## Aim of the exercise
Copy out the listing lines between the one holding "germany-flag-icon [28,353,54,370]" and the one holding "commodities-table: NAME VALUE", inclusive, reproducing each without any change.

──────────

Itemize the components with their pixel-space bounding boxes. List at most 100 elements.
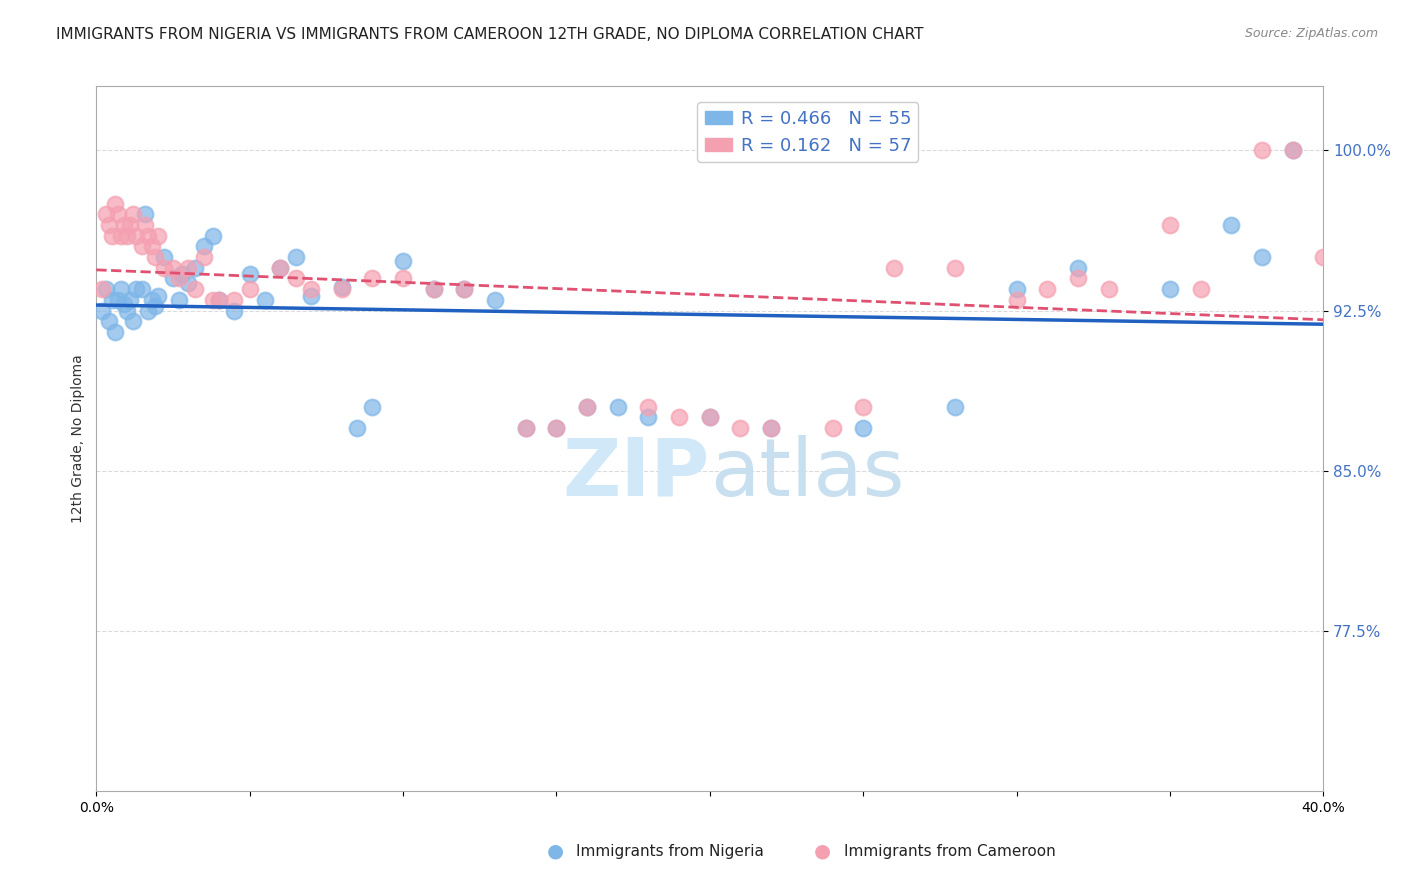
Point <box>1005 293 1028 307</box>
Point <box>423 282 446 296</box>
Point <box>134 218 156 232</box>
Text: ZIP: ZIP <box>562 434 710 513</box>
Point <box>637 410 659 425</box>
Point <box>423 282 446 296</box>
Point <box>284 271 307 285</box>
Point <box>100 293 122 307</box>
Point <box>239 282 262 296</box>
Point <box>100 228 122 243</box>
Point <box>1005 282 1028 296</box>
Point <box>141 239 163 253</box>
Point <box>131 282 153 296</box>
Point <box>153 250 176 264</box>
Point <box>730 421 752 435</box>
Point <box>201 228 224 243</box>
Point <box>94 282 117 296</box>
Point <box>1159 218 1181 232</box>
Point <box>120 293 142 307</box>
Point <box>167 271 190 285</box>
Point <box>112 297 135 311</box>
Point <box>134 207 156 221</box>
Point <box>1159 282 1181 296</box>
Point <box>104 325 127 339</box>
Point <box>125 228 148 243</box>
Point <box>1067 271 1090 285</box>
Point <box>122 314 145 328</box>
Point <box>183 260 205 275</box>
Point <box>1251 250 1274 264</box>
Point <box>699 410 721 425</box>
Point <box>146 228 169 243</box>
Point <box>821 421 844 435</box>
Point <box>201 293 224 307</box>
Point <box>224 293 246 307</box>
Point <box>94 207 117 221</box>
Point <box>392 254 415 268</box>
Text: IMMIGRANTS FROM NIGERIA VS IMMIGRANTS FROM CAMEROON 12TH GRADE, NO DIPLOMA CORRE: IMMIGRANTS FROM NIGERIA VS IMMIGRANTS FR… <box>56 27 924 42</box>
Point <box>1189 282 1212 296</box>
Point <box>284 250 307 264</box>
Point <box>1036 282 1059 296</box>
Point <box>453 282 475 296</box>
Point <box>1097 282 1119 296</box>
Point <box>193 250 215 264</box>
Point <box>143 250 166 264</box>
Point <box>239 267 262 281</box>
Point <box>668 410 690 425</box>
Point <box>91 303 114 318</box>
Point <box>208 293 231 307</box>
Point <box>361 400 384 414</box>
Point <box>759 421 782 435</box>
Point <box>120 218 142 232</box>
Point <box>637 400 659 414</box>
Point <box>208 293 231 307</box>
Point <box>606 400 628 414</box>
Point <box>125 282 148 296</box>
Point <box>112 218 135 232</box>
Point <box>162 260 184 275</box>
Point <box>153 260 176 275</box>
Point <box>224 303 246 318</box>
Point <box>484 293 506 307</box>
Point <box>392 271 415 285</box>
Point <box>515 421 537 435</box>
Point <box>143 299 166 313</box>
Point <box>162 271 184 285</box>
Point <box>1281 144 1303 158</box>
Point <box>110 228 132 243</box>
Point <box>699 410 721 425</box>
Legend: R = 0.466   N = 55, R = 0.162   N = 57: R = 0.466 N = 55, R = 0.162 N = 57 <box>697 103 918 162</box>
Point <box>177 260 200 275</box>
Point <box>576 400 599 414</box>
Text: Immigrants from Nigeria: Immigrants from Nigeria <box>576 845 765 859</box>
Point <box>141 293 163 307</box>
Point <box>115 303 138 318</box>
Text: Source: ZipAtlas.com: Source: ZipAtlas.com <box>1244 27 1378 40</box>
Point <box>269 260 291 275</box>
Point <box>346 421 368 435</box>
Point <box>122 207 145 221</box>
Point <box>146 288 169 302</box>
Point <box>576 400 599 414</box>
Point <box>183 282 205 296</box>
Point <box>138 303 160 318</box>
Point <box>546 421 568 435</box>
Point <box>330 280 353 294</box>
Point <box>330 282 353 296</box>
Point <box>361 271 384 285</box>
Point <box>1067 260 1090 275</box>
Point <box>943 260 966 275</box>
Point <box>107 293 129 307</box>
Point <box>299 282 322 296</box>
Text: Immigrants from Cameroon: Immigrants from Cameroon <box>844 845 1056 859</box>
Point <box>546 421 568 435</box>
Point <box>110 282 132 296</box>
Point <box>269 260 291 275</box>
Point <box>107 207 129 221</box>
Point <box>177 276 200 290</box>
Point <box>172 267 194 281</box>
Text: ●: ● <box>814 841 831 860</box>
Point <box>193 239 215 253</box>
Point <box>299 288 322 302</box>
Point <box>1251 144 1274 158</box>
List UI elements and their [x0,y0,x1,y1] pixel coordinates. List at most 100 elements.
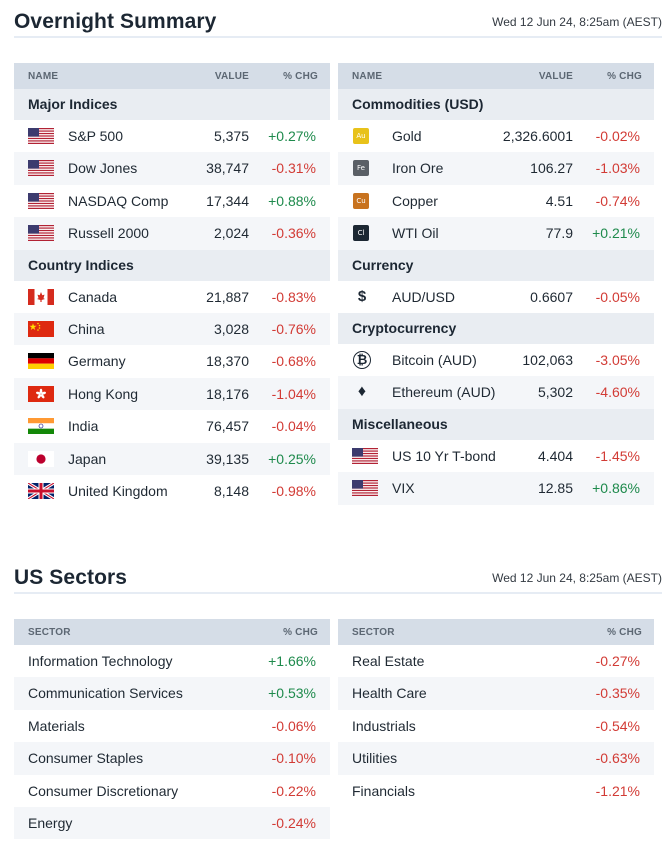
germany-flag-icon [28,353,54,370]
row-name: Iron Ore [392,160,444,177]
table-row[interactable]: China 3,028 -0.76% [14,312,330,346]
group-country-indices: Country Indices [14,249,330,281]
table-row[interactable]: United Kingdom 8,148 -0.98% [14,475,330,507]
table-row[interactable]: NASDAQ Comp 17,344 +0.88% [14,185,330,217]
commodities-table: NAME VALUE % CHG Commodities (USD) Au Go… [338,63,654,505]
table-row[interactable]: ₿ Bitcoin (AUD) 102,063 -3.05% [338,344,654,376]
table-row[interactable]: Energy -0.24% [14,806,330,840]
table-row[interactable]: Japan 39,135 +0.25% [14,442,330,475]
row-name: China [68,320,105,337]
table-row[interactable]: Canada 21,887 -0.83% [14,281,330,313]
header-value: VALUE [538,71,573,82]
us-flag-icon [28,192,54,209]
row-value: 39,135 [206,450,249,467]
table-row[interactable]: Dow Jones 38,747 -0.31% [14,152,330,185]
row-name: Japan [68,450,107,467]
row-value: 4.404 [537,447,573,464]
row-value: 2,024 [213,225,249,242]
row-name: Russell 2000 [68,225,149,242]
uk-flag-icon [28,482,54,499]
row-name: India [68,418,99,435]
group-currency: Currency [338,249,654,281]
table-row[interactable]: Cl WTI Oil 77.9 +0.21% [338,217,654,250]
row-value: 5,302 [537,384,573,401]
table-row[interactable]: Fe Iron Ore 106.27 -1.03% [338,152,654,185]
header-chg: % CHG [283,71,318,82]
sector-name: Materials [28,717,85,734]
row-chg: -1.45% [595,447,640,464]
table-row[interactable]: Financials -1.21% [338,775,654,807]
sector-chg: -0.35% [595,685,640,702]
row-chg: -0.68% [271,353,316,370]
row-value: 102,063 [522,351,573,368]
sector-name: Industrials [352,717,416,734]
row-chg: +0.21% [592,225,640,242]
row-name: AUD/USD [392,288,456,305]
us-flag-icon [352,480,378,497]
row-chg: -0.31% [271,160,316,177]
table-row[interactable]: Industrials -0.54% [338,710,654,742]
sectors-table-left: SECTOR % CHG Information Technology +1.6… [14,619,330,840]
bitcoin-icon: ₿ [353,350,371,369]
row-value: 3,028 [213,320,249,337]
table-row[interactable]: Real Estate -0.27% [338,645,654,677]
table-row[interactable]: Health Care -0.35% [338,677,654,710]
canada-flag-icon [28,288,54,305]
sector-name: Health Care [352,685,427,702]
row-value: 18,176 [206,385,249,402]
table-row[interactable]: Au Gold 2,326.6001 -0.02% [338,120,654,152]
row-value: 77.9 [545,225,573,242]
group-miscellaneous: Miscellaneous [338,408,654,440]
row-chg: -0.05% [595,288,640,305]
india-flag-icon [28,418,54,435]
row-chg: -3.05% [595,351,640,368]
row-chg: -1.04% [271,385,316,402]
table-row[interactable]: Hong Kong 18,176 -1.04% [14,377,330,411]
table-row[interactable]: Consumer Discretionary -0.22% [14,775,330,807]
us-flag-icon [352,447,378,464]
table-row[interactable]: Russell 2000 2,024 -0.36% [14,217,330,250]
table-row[interactable]: Communication Services +0.53% [14,677,330,710]
table-row[interactable]: India 76,457 -0.04% [14,410,330,442]
row-chg: -0.83% [271,288,316,305]
row-value: 21,887 [206,288,249,305]
row-name: Germany [68,353,126,370]
copper-icon: Cu [353,192,369,209]
sector-name: Real Estate [352,653,425,669]
row-name: United Kingdom [68,482,168,499]
table-row[interactable]: Consumer Staples -0.10% [14,742,330,775]
japan-flag-icon [28,450,54,467]
row-name: US 10 Yr T-bond [392,447,496,464]
row-name: Dow Jones [68,160,138,177]
row-chg: -4.60% [595,384,640,401]
row-chg: -1.03% [595,160,640,177]
us-sectors-timestamp: Wed 12 Jun 24, 8:25am (AEST) [492,571,662,585]
table-row[interactable]: VIX 12.85 +0.86% [338,472,654,505]
overnight-summary-header: Overnight Summary Wed 12 Jun 24, 8:25am … [14,6,662,38]
table-row[interactable]: Utilities -0.63% [338,742,654,775]
table-row[interactable]: Germany 18,370 -0.68% [14,345,330,377]
table-header: SECTOR % CHG [14,619,330,645]
row-name: VIX [392,480,415,497]
table-row[interactable]: $ AUD/USD 0.6607 -0.05% [338,281,654,313]
table-header: SECTOR % CHG [338,619,654,645]
header-sector: SECTOR [352,627,395,638]
table-row[interactable]: Materials -0.06% [14,710,330,742]
table-row[interactable]: S&P 500 5,375 +0.27% [14,120,330,152]
table-row[interactable]: US 10 Yr T-bond 4.404 -1.45% [338,440,654,472]
gold-icon: Au [353,128,369,144]
group-cryptocurrency: Cryptocurrency [338,312,654,344]
sector-chg: -0.24% [271,814,316,831]
overnight-summary-timestamp: Wed 12 Jun 24, 8:25am (AEST) [492,15,662,29]
table-row[interactable]: Information Technology +1.66% [14,645,330,677]
sector-chg: -0.63% [595,750,640,767]
table-row[interactable]: Cu Copper 4.51 -0.74% [338,185,654,217]
row-name: NASDAQ Comp [68,192,169,209]
us-sectors-title: US Sectors [14,566,128,589]
row-value: 5,375 [213,128,249,144]
sector-name: Financials [352,782,416,799]
table-row[interactable]: ♦ Ethereum (AUD) 5,302 -4.60% [338,376,654,409]
us-flag-icon [28,225,54,242]
china-flag-icon [28,320,54,337]
row-value: 2,326.6001 [502,128,573,144]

──────────

## Final answer
germany-flag-icon [28,353,54,370]
row-name: Iron Ore [392,160,444,177]
table-row[interactable]: China 3,028 -0.76% [14,312,330,346]
group-country-indices: Country Indices [14,249,330,281]
table-row[interactable]: United Kingdom 8,148 -0.98% [14,475,330,507]
table-row[interactable]: NASDAQ Comp 17,344 +0.88% [14,185,330,217]
commodities-table: NAME VALUE % CHG Commodities (USD) Au Go… [338,63,654,505]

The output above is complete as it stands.